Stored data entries
----------
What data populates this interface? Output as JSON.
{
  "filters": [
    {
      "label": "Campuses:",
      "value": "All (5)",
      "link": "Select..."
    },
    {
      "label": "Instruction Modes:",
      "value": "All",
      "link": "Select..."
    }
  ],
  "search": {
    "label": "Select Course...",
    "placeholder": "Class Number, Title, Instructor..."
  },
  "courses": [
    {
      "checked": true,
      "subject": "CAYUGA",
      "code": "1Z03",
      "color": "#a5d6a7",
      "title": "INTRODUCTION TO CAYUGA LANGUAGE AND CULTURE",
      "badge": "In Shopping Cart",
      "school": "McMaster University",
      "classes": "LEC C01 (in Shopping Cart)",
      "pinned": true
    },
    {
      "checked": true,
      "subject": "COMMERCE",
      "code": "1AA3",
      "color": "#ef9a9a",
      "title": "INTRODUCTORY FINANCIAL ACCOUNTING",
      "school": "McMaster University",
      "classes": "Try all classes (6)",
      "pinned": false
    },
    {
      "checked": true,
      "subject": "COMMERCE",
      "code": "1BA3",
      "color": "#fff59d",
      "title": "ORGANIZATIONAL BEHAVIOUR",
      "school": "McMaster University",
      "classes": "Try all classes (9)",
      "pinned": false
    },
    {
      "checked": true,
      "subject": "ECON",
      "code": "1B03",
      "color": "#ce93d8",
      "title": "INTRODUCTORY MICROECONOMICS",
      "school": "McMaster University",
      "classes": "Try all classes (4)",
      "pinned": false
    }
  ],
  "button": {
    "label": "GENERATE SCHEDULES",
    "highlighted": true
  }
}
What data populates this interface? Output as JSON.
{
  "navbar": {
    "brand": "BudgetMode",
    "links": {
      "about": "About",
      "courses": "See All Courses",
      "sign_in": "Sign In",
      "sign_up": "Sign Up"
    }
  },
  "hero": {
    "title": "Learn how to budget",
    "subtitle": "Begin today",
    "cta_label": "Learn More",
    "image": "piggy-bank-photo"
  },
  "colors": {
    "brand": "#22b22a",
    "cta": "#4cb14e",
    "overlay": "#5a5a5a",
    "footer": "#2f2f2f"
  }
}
----------
> _SHORT EXERCISE_:
From the entries above, extract every line where the word "Shopping" appears.

> _EXPECTED ANSWER_:
      "badge": "In Shopping Cart",
      "classes": "LEC C01 (in Shopping Cart)",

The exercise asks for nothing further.